(Rows from a figure dataset)
+ + +
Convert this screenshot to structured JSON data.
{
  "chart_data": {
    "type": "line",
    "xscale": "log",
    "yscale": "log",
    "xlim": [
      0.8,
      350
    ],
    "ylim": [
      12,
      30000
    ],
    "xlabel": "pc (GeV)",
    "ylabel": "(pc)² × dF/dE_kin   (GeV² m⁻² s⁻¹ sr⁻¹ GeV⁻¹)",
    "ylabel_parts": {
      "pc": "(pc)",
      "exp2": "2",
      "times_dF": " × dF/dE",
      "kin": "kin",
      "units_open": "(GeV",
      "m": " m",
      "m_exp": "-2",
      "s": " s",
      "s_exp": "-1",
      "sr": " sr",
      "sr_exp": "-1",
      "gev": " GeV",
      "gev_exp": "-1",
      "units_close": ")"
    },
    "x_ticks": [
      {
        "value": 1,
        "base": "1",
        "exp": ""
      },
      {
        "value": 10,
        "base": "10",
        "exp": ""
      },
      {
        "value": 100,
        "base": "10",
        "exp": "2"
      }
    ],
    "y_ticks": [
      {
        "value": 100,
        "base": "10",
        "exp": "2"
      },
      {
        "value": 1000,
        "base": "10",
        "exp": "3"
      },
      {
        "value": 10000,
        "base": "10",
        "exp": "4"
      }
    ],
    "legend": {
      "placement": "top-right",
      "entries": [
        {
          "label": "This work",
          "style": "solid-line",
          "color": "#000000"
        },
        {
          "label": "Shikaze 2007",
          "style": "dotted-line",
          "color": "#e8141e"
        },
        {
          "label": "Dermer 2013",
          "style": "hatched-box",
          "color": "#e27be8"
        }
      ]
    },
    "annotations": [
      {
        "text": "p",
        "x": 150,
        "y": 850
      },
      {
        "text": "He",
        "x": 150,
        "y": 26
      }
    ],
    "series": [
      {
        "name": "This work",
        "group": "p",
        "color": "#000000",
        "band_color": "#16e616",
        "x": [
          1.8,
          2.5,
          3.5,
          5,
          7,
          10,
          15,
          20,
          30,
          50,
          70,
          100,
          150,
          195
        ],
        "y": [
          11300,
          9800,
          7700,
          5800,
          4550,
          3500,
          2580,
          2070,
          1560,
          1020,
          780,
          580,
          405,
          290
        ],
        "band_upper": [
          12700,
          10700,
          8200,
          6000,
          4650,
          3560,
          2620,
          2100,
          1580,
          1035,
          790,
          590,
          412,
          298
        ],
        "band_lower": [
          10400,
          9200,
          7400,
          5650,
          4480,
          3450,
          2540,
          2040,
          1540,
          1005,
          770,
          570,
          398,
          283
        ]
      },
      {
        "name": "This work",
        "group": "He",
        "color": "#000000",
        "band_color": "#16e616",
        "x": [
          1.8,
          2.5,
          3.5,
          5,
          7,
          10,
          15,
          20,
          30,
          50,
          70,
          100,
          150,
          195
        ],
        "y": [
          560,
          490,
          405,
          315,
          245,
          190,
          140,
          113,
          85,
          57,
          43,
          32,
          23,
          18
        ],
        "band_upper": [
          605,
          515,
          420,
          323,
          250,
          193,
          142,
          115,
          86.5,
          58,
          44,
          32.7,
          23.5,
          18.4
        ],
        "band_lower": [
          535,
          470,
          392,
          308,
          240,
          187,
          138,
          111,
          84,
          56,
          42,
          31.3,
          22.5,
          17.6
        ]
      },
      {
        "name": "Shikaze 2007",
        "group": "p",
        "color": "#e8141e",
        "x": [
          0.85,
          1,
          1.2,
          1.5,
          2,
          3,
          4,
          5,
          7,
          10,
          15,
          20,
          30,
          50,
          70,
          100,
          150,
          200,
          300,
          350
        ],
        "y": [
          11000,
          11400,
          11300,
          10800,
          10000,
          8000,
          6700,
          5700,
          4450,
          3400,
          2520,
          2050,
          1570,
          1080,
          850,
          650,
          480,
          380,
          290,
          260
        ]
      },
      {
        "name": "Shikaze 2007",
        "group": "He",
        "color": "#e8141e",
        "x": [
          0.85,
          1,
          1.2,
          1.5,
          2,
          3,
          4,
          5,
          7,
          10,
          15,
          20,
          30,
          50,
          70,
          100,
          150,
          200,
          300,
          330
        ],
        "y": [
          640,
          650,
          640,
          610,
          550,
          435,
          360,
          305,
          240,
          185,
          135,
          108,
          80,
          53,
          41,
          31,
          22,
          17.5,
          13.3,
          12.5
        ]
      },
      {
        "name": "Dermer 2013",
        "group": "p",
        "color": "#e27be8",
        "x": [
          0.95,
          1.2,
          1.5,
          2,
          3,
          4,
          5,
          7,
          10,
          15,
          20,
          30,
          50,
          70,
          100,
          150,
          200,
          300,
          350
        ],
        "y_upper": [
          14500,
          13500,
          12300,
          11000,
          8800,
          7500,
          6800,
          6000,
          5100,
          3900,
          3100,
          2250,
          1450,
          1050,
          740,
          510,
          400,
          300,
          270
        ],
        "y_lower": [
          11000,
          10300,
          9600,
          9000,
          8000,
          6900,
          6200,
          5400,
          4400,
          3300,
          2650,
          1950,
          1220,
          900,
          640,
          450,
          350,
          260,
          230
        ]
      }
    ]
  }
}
+ + +
▶ _EXERCISE PROMPT_
Look over the material above and show each line where "style" appears.

▶ _COMPLETE ANSWER_
          "style": "solid-line",
          "style": "dotted-line",
          "style": "hatched-box",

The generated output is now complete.